WORK REQUIRED> Could you print all the entries exactly?

RECORD LIST>
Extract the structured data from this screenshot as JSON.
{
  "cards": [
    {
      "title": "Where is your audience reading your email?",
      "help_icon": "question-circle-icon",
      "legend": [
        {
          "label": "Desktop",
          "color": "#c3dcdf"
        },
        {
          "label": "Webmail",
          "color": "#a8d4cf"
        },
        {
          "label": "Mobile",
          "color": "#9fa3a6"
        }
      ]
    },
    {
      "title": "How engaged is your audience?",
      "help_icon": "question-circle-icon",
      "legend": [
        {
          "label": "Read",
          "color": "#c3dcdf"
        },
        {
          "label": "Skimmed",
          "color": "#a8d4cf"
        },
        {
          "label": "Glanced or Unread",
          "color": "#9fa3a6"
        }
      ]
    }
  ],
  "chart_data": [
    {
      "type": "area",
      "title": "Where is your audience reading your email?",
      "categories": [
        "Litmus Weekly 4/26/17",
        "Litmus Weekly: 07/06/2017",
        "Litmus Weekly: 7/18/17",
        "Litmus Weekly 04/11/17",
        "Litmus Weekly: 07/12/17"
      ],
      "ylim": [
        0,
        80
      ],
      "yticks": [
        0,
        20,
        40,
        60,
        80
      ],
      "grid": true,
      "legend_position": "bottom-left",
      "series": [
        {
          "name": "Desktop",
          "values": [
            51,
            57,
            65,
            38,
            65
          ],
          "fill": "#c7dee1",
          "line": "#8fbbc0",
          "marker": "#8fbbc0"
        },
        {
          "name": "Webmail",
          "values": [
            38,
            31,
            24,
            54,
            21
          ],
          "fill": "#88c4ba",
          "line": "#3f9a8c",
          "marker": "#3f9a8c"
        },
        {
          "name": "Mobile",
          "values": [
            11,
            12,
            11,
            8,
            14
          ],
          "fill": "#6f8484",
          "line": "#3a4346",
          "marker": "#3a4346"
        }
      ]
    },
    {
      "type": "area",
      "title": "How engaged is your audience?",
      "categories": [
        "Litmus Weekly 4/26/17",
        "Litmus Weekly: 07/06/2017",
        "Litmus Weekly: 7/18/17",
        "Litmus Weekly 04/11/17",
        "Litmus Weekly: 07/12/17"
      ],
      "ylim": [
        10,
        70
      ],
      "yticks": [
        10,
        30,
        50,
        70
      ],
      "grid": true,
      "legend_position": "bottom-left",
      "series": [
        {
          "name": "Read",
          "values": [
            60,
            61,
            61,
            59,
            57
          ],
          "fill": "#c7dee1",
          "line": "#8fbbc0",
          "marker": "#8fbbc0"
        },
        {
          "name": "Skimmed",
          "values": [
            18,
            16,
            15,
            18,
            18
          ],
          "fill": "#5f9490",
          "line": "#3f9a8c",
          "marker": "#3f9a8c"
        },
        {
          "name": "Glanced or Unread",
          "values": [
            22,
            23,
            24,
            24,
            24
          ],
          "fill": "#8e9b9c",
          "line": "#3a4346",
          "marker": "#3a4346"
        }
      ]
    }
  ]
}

THE RESULT>
Extract the structured data from this screenshot as JSON.
{
  "cards": [
    {
      "title": "Where is your audience reading your email?",
      "help_icon": "question-circle-icon",
      "legend": [
        {
          "label": "Desktop",
          "color": "#c3dcdf"
        },
        {
          "label": "Webmail",
          "color": "#a8d4cf"
        },
        {
          "label": "Mobile",
          "color": "#9fa3a6"
        }
      ]
    },
    {
      "title": "How engaged is your audience?",
      "help_icon": "question-circle-icon",
      "legend": [
        {
          "label": "Read",
          "color": "#c3dcdf"
        },
        {
          "label": "Skimmed",
          "color": "#a8d4cf"
        },
        {
          "label": "Glanced or Unread",
          "color": "#9fa3a6"
        }
      ]
    }
  ],
  "chart_data": [
    {
      "type": "area",
      "title": "Where is your audience reading your email?",
      "categories": [
        "Litmus Weekly 4/26/17",
        "Litmus Weekly: 07/06/2017",
        "Litmus Weekly: 7/18/17",
        "Litmus Weekly 04/11/17",
        "Litmus Weekly: 07/12/17"
      ],
      "ylim": [
        0,
        80
      ],
      "yticks": [
        0,
        20,
        40,
        60,
        80
      ],
      "grid": true,
      "legend_position": "bottom-left",
      "series": [
        {
          "name": "Desktop",
          "values": [
            51,
            57,
            65,
            38,
            65
          ],
          "fill": "#c7dee1",
          "line": "#8fbbc0",
          "marker": "#8fbbc0"
        },
        {
          "name": "Webmail",
          "values": [
            38,
            31,
            24,
            54,
            21
          ],
          "fill": "#88c4ba",
          "line": "#3f9a8c",
          "marker": "#3f9a8c"
        },
        {
          "name": "Mobile",
          "values": [
            11,
            12,
            11,
            8,
            14
          ],
          "fill": "#6f8484",
          "line": "#3a4346",
          "marker": "#3a4346"
        }
      ]
    },
    {
      "type": "area",
      "title": "How engaged is your audience?",
      "categories": [
        "Litmus Weekly 4/26/17",
        "Litmus Weekly: 07/06/2017",
        "Litmus Weekly: 7/18/17",
        "Litmus Weekly 04/11/17",
        "Litmus Weekly: 07/12/17"
      ],
      "ylim": [
        10,
        70
      ],
      "yticks": [
        10,
        30,
        50,
        70
      ],
      "grid": true,
      "legend_position": "bottom-left",
      "series": [
        {
          "name": "Read",
          "values": [
            60,
            61,
            61,
            59,
            57
          ],
          "fill": "#c7dee1",
          "line": "#8fbbc0",
          "marker": "#8fbbc0"
        },
        {
          "name": "Skimmed",
          "values": [
            18,
            16,
            15,
            18,
            18
          ],
          "fill": "#5f9490",
          "line": "#3f9a8c",
          "marker": "#3f9a8c"
        },
        {
          "name": "Glanced or Unread",
          "values": [
            22,
            23,
            24,
            24,
            24
          ],
          "fill": "#8e9b9c",
          "line": "#3a4346",
          "marker": "#3a4346"
        }
      ]
    }
  ]
}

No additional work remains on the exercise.